KUTIPAN TEKS:
Insitekaltim, Samarinda – Pemerintah Kota (Pemkot) Samarinda resmi menerapkan kebijakan Work From Home (WFH) satu hari dalam sepekan, tepatnya setiap hari Jumat, sebagai bagian dari upaya efisiensi energi yang dicanangkan pemerintah pusat melalui Kementerian Dalam Negeri (Kemendagri).
Wali Kota Samarinda Andi Harun menjelaskan, kebijakan ini tidak hanya sekadar mengurangi aktivitas fisik pegawai, tetapi juga didukung dengan sistem digital untuk memastikan kinerja tetap optimal.
“Pemkot Samarinda dengan inovasinya membuat dashboard monitoring kebijakan WFH sebagai bahan pelaporan kepada Menteri Dalam Negeri sekaligus informasi kepada publik,” ujarnya saat ditemui di Gedung Diskominfo Kota Samarinda.Jumat, 17 April 2026.
Melalui sistem tersebut, aktivitas pegawai dapat dipantau secara langsung, mulai dari absensi hingga laporan kerja harian. ASN diwajibkan melakukan absensi sebanyak tiga kali dalam sehari menggunakan sistem autotagging atau geotagging untuk memastikan keberadaan mereka saat bekerja dari rumah.

BUTIR TUGAS: Lanjutkan teks tentang kebijakan WFH Pemkot Samarinda di atas, dimulai setelah kalimat terakhirnya. Data ini merupakan bahan tersendiri yang terpisah dari teks tentang kebijakan WFH Pemkot Samarinda.

KUMPULAN DATA:
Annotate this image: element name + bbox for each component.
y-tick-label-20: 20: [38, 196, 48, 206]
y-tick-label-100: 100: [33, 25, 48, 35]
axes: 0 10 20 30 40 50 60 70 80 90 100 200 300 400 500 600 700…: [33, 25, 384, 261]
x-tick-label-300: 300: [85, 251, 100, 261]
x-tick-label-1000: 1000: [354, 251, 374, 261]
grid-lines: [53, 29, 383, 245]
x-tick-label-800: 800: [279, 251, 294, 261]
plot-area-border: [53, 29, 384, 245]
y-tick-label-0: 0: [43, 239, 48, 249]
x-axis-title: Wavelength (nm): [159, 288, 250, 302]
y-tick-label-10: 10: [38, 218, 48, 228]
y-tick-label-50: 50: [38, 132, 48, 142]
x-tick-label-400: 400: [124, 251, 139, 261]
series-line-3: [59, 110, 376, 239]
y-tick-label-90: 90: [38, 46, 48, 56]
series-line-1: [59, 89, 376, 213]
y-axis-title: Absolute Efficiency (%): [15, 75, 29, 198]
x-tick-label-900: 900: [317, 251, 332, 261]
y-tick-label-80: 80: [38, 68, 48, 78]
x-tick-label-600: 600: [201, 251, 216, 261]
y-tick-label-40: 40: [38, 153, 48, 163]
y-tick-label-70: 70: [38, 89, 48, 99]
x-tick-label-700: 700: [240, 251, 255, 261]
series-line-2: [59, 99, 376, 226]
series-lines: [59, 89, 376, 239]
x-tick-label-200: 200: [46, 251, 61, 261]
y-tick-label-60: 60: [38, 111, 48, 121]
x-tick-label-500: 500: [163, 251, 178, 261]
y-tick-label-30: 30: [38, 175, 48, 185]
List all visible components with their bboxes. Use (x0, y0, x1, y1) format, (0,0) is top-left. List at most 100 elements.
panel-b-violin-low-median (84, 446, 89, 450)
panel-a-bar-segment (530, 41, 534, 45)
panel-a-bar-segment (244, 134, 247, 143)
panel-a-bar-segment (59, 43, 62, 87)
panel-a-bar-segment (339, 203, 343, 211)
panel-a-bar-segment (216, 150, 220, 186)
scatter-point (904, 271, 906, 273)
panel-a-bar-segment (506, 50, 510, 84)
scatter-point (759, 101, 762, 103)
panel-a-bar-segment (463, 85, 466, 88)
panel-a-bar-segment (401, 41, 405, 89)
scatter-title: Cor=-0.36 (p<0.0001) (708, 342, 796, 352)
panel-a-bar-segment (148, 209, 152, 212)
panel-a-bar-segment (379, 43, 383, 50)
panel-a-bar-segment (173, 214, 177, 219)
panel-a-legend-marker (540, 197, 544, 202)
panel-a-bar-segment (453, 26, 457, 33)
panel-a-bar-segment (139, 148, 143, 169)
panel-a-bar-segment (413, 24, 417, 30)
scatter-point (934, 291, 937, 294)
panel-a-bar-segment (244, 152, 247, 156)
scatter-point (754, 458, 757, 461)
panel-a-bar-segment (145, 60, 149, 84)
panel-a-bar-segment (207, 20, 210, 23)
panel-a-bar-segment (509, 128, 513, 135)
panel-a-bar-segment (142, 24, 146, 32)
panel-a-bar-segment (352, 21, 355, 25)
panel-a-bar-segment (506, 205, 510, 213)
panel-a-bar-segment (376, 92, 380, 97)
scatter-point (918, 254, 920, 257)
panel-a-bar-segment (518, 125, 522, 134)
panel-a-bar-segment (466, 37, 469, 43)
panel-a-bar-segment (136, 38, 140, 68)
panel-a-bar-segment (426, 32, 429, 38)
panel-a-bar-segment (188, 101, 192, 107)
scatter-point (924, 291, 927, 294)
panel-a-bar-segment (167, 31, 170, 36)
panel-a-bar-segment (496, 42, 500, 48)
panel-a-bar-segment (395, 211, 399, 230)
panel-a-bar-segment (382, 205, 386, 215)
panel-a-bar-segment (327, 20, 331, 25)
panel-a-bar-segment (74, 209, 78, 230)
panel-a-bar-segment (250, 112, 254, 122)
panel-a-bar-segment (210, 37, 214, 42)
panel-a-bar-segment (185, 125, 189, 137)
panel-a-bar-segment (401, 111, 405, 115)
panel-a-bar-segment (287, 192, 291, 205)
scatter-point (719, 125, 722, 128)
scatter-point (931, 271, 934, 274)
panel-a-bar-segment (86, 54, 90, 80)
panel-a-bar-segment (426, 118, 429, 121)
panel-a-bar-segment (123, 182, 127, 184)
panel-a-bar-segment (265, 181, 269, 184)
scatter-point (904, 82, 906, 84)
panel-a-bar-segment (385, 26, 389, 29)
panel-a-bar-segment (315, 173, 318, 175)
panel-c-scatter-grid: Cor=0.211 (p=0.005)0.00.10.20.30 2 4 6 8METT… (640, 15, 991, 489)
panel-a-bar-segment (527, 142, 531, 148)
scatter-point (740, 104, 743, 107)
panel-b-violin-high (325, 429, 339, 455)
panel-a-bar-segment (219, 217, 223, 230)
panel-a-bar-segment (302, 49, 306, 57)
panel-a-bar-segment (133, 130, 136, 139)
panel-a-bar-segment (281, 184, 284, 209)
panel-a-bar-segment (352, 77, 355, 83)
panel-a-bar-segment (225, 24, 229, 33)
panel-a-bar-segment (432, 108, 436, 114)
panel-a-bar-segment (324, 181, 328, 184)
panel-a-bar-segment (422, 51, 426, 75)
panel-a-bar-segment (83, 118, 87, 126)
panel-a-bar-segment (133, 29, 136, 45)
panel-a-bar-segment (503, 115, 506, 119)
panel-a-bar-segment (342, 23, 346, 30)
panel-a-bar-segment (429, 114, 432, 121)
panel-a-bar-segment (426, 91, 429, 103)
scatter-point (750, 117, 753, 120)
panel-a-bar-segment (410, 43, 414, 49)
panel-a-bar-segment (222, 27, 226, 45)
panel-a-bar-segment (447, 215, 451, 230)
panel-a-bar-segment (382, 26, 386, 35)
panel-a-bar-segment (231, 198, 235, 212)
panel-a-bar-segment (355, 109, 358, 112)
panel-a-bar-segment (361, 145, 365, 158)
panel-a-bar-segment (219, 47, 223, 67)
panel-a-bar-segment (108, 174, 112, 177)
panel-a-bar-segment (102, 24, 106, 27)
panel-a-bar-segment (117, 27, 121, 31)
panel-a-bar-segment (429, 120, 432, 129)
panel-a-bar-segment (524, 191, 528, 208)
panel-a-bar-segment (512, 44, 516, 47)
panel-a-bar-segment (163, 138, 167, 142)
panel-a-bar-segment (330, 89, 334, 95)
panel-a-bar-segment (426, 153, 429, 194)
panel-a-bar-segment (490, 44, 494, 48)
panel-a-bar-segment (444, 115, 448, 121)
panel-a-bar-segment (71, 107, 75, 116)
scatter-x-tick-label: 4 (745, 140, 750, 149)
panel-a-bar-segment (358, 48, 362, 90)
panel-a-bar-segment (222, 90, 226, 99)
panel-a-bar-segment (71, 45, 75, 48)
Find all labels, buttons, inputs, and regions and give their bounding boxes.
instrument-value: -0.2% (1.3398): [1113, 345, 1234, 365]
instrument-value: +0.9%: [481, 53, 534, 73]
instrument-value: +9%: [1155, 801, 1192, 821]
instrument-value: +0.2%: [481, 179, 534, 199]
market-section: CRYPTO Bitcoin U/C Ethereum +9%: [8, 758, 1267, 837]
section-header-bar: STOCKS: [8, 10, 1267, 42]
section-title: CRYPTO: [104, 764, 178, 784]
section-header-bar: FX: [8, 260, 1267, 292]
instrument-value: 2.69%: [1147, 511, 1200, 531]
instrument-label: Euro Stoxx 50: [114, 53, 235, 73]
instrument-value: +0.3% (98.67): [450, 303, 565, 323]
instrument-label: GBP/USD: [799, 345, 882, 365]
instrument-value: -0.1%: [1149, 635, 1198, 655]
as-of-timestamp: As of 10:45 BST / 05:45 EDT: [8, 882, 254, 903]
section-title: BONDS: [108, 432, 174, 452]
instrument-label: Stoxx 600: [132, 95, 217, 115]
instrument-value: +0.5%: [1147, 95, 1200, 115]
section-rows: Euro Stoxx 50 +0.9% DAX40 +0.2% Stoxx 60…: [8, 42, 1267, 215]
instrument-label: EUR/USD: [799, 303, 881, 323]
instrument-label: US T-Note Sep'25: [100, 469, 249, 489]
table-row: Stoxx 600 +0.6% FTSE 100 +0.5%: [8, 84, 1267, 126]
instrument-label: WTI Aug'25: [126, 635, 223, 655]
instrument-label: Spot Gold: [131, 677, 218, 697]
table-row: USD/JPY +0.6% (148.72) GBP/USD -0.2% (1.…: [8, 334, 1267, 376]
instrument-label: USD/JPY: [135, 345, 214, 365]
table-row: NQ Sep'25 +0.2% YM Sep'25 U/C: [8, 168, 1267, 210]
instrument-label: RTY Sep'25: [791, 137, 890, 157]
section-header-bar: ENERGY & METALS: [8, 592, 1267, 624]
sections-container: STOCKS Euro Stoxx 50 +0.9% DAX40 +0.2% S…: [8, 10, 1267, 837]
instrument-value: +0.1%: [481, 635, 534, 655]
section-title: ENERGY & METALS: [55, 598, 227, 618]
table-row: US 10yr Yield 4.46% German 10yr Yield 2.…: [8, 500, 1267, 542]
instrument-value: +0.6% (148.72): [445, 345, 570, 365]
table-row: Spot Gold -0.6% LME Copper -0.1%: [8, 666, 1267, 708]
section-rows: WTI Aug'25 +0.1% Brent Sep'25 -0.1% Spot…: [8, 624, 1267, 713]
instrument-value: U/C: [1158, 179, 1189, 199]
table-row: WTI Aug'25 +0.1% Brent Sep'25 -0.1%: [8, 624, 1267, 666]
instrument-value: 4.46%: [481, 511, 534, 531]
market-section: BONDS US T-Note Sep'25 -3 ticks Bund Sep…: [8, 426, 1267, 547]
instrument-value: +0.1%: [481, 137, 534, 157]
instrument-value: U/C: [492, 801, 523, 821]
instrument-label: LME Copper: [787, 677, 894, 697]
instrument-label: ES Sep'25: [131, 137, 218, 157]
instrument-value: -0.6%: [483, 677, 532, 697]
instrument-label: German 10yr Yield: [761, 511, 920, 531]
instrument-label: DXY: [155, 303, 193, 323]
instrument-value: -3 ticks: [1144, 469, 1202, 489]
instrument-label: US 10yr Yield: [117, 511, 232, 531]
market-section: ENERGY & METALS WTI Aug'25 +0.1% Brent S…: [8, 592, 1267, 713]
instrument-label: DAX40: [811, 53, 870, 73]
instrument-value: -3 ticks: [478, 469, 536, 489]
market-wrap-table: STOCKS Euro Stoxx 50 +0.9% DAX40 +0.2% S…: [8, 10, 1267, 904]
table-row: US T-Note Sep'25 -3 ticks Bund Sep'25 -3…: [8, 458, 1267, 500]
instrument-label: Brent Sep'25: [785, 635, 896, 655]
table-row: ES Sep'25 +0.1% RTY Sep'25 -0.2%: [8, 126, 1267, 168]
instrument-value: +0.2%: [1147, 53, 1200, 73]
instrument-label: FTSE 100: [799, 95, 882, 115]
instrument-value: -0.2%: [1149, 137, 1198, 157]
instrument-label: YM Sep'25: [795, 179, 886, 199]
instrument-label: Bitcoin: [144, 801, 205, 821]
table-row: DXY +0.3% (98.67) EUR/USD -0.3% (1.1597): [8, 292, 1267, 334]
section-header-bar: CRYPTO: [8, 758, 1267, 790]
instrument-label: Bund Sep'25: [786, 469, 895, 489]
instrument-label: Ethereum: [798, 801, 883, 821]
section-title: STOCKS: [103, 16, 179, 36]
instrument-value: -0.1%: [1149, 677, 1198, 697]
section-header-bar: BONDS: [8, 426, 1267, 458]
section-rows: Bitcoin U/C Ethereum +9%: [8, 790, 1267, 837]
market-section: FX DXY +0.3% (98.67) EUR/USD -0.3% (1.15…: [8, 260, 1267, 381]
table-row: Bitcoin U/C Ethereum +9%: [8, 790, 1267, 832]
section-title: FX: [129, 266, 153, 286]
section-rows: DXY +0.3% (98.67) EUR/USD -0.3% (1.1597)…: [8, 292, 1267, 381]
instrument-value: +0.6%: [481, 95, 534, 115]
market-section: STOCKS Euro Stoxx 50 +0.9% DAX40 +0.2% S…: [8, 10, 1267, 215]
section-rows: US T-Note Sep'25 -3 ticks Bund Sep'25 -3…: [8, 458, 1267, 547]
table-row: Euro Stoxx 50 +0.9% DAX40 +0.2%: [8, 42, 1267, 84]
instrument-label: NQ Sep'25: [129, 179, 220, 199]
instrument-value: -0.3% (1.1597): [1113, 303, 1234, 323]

BAGIAN JAWABAN:
Tak hanya itu, kedisiplinan juga tetap dijaga, termasuk kewajiban mengenakan pakaian kerja sesuai ketentuan, meskipun bekerja dari rumah. Setiap pegawai juga harus menyusun laporan harian yang nantinya akan divalidasi oleh atasan masing-masing.
“Kalau kita tidak buatkan sistem, kita sulit mengukur apakah yang bersangkutan bekerja atau tidak di rumah. Maka semua kita ukur, termasuk perilaku digital,” tegasnya.
Selain itu, kegiatan koordinasi seperti rapat tetap diwajibkan berjalan melalui platform digital seperti Zoom Meeting dan aplikasi lainnya. Hal ini menjadi bagian dari upaya membentuk budaya kerja digital di lingkungan pemerintahan.
Dengan sistem ini, Pemkot Samarinda memastikan bahwa kebijakan WFH tidak menurunkan produktivitas, melainkan hanya mengubah lokasi kerja tanpa mengurangi tanggung jawab ASN.